Find the lines of the listing that contain the string "title", and return them.

### SOURCE INFORMATION
•••

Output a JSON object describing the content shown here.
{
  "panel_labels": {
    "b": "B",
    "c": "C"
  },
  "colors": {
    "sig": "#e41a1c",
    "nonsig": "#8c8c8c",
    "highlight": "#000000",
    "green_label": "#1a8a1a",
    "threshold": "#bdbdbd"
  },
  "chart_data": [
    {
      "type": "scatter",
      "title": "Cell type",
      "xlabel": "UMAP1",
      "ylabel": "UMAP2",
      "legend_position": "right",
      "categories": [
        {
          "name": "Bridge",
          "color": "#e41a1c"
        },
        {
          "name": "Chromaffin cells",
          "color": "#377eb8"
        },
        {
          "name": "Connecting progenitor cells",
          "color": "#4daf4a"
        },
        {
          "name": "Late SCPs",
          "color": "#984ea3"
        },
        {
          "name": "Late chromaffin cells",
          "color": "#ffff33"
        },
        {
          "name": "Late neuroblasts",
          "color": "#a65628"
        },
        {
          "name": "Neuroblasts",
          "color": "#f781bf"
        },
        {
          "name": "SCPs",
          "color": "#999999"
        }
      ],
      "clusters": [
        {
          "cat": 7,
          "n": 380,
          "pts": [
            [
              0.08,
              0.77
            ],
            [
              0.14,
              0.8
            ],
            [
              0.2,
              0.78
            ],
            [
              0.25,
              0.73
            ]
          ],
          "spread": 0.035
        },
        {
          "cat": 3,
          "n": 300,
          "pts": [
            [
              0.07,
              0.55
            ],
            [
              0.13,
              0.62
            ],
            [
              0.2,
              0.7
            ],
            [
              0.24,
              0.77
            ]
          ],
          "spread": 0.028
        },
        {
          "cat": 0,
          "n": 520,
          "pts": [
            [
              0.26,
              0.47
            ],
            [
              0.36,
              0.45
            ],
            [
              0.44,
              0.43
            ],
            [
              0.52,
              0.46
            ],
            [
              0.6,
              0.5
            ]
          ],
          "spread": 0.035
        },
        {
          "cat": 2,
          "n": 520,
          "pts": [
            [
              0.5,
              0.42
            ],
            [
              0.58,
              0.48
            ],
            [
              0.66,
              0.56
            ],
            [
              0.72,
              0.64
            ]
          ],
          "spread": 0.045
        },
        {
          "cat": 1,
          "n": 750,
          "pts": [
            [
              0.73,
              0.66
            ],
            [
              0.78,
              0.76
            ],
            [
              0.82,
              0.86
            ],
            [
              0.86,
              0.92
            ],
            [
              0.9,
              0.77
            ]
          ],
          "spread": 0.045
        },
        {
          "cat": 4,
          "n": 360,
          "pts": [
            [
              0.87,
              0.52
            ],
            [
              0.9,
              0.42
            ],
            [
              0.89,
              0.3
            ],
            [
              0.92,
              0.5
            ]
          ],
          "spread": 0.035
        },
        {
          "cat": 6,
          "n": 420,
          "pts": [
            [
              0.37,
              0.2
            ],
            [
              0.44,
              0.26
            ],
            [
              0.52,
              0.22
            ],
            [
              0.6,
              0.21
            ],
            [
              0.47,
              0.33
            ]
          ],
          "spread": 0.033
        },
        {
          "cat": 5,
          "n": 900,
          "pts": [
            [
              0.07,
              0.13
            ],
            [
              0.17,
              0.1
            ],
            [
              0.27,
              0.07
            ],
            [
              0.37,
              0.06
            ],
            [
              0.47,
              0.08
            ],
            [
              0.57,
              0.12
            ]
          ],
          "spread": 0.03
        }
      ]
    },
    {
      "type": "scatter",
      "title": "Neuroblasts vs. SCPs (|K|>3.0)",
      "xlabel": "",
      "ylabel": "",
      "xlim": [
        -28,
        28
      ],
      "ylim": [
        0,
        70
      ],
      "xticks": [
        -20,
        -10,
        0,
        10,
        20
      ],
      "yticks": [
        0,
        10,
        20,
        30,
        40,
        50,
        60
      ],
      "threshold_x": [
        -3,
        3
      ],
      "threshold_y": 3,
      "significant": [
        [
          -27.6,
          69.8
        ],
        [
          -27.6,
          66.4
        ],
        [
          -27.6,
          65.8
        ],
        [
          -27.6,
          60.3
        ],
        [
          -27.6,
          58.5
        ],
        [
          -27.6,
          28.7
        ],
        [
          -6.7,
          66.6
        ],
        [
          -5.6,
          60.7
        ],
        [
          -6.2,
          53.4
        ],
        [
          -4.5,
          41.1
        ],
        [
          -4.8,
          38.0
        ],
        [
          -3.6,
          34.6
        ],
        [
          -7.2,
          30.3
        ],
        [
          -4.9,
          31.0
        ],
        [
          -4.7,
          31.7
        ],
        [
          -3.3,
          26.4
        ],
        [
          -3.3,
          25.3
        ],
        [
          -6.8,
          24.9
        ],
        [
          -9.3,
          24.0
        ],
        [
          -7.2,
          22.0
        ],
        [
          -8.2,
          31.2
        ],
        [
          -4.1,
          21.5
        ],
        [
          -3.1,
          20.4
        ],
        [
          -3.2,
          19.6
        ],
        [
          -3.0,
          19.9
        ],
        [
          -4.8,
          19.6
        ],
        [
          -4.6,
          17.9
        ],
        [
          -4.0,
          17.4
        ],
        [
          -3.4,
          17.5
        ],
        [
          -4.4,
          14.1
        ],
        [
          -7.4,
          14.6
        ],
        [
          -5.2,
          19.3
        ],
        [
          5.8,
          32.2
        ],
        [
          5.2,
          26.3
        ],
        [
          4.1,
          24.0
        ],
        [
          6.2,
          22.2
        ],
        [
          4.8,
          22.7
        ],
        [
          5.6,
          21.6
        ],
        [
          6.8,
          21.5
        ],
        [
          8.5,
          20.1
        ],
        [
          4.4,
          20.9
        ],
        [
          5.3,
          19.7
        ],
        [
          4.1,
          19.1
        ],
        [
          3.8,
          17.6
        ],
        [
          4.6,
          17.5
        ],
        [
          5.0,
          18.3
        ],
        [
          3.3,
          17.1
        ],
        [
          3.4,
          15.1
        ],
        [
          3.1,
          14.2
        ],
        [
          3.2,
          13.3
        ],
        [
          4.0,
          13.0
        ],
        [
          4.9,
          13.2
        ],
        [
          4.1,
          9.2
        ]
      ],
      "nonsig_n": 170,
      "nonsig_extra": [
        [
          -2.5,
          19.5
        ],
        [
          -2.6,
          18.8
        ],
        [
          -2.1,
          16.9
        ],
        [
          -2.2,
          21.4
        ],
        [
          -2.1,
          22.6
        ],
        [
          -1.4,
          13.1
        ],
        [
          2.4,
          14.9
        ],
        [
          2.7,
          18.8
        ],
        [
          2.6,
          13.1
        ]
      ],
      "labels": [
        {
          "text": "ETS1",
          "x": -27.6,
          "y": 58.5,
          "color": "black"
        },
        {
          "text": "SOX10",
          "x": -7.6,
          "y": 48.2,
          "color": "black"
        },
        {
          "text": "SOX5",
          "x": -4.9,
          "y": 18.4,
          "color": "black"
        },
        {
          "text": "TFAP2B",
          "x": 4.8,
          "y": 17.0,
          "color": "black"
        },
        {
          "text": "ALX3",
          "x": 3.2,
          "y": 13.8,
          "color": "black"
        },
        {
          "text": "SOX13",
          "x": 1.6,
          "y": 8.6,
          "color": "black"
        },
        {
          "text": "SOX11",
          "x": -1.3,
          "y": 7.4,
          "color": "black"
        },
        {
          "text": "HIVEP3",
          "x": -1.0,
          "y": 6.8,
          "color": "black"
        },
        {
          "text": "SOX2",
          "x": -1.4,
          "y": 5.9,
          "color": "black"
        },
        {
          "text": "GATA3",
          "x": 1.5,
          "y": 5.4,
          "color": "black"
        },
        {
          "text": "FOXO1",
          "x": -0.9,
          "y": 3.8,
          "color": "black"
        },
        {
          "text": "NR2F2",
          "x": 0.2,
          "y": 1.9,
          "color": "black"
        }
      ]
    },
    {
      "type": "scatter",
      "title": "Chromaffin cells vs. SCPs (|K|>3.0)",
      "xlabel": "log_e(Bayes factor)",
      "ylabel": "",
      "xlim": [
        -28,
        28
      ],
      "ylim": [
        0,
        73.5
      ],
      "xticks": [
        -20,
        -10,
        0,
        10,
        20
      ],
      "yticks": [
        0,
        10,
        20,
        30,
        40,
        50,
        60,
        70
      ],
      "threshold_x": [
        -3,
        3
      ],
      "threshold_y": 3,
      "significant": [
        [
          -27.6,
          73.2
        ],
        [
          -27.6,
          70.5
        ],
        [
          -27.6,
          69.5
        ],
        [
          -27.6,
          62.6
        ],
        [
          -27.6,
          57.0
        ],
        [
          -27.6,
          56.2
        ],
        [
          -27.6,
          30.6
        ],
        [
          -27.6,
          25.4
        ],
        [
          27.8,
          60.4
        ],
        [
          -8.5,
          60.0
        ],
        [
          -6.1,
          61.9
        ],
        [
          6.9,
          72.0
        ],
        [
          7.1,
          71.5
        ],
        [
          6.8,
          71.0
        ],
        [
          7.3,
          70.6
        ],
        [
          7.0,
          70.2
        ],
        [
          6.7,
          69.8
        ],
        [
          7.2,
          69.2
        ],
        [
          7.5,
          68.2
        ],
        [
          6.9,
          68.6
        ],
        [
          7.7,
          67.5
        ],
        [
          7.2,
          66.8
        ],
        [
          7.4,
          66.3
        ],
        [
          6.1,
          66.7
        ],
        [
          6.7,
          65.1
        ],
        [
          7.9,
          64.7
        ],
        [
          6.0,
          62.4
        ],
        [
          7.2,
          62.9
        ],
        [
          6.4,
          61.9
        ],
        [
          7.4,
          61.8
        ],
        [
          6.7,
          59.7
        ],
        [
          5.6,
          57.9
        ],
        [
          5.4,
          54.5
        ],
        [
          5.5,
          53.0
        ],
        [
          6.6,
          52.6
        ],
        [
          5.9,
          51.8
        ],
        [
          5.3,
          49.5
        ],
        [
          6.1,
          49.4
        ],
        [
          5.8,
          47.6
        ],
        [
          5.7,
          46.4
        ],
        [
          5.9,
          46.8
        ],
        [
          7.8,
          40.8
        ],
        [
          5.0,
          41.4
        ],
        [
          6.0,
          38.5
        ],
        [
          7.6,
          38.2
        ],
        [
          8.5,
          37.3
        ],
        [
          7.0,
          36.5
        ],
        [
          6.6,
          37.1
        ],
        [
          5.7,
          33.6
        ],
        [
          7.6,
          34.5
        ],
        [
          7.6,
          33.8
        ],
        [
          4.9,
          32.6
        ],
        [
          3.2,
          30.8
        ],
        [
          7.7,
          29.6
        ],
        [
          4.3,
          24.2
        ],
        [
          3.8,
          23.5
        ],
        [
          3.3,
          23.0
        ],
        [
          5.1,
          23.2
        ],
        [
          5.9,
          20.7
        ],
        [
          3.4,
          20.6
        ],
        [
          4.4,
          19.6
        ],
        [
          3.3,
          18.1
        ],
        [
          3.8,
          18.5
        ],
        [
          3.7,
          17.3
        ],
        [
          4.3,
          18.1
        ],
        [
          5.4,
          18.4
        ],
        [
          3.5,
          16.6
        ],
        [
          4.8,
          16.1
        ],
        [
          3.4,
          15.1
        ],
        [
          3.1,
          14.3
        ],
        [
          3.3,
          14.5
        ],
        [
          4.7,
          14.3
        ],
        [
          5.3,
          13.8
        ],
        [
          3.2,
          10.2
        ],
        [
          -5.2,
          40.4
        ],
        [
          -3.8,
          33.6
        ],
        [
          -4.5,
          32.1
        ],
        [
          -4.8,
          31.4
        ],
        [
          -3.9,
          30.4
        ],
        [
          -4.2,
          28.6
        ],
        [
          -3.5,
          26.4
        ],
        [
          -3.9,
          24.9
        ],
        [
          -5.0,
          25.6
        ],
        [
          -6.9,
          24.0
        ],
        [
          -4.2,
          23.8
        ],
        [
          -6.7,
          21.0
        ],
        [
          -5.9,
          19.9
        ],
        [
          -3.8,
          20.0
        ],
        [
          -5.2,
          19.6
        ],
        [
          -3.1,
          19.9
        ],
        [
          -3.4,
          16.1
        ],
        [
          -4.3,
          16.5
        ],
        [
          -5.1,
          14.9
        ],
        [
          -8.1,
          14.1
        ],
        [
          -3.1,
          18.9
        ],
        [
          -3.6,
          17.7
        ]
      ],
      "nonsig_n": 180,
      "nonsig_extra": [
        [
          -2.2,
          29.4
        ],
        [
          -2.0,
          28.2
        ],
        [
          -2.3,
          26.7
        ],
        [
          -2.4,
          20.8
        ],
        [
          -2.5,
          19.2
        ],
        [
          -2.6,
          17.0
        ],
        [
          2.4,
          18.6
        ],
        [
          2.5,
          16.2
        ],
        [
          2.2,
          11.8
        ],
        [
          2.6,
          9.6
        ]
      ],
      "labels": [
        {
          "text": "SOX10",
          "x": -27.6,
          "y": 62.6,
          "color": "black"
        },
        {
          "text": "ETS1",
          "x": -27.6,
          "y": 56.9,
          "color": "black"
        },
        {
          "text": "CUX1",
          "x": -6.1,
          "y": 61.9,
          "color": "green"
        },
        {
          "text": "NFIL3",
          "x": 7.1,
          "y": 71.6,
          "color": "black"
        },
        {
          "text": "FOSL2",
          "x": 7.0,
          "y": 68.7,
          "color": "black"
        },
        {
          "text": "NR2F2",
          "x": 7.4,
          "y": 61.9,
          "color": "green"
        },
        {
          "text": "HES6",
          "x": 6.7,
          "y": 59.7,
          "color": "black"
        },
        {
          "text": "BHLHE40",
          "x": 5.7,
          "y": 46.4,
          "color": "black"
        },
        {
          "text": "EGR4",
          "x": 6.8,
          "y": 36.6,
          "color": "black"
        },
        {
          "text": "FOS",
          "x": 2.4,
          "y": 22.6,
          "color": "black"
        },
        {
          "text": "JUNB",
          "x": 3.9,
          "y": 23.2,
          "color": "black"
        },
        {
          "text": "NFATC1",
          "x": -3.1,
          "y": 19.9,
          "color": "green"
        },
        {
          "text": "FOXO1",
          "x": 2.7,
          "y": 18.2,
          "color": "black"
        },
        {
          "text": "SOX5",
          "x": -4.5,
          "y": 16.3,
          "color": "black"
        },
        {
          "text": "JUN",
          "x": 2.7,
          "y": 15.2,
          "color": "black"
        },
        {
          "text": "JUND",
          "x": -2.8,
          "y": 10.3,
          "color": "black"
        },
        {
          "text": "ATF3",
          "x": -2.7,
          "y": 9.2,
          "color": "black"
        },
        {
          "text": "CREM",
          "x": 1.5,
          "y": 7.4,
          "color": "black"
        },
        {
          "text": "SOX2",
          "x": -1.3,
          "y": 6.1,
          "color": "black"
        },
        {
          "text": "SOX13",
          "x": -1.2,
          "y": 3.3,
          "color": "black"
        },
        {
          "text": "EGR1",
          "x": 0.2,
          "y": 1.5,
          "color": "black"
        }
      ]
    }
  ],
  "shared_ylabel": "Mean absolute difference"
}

•••

### REPLY
      "title": "Cell type",
      "title": "Neuroblasts vs. SCPs (|K|>3.0)",
      "title": "Chromaffin cells vs. SCPs (|K|>3.0)",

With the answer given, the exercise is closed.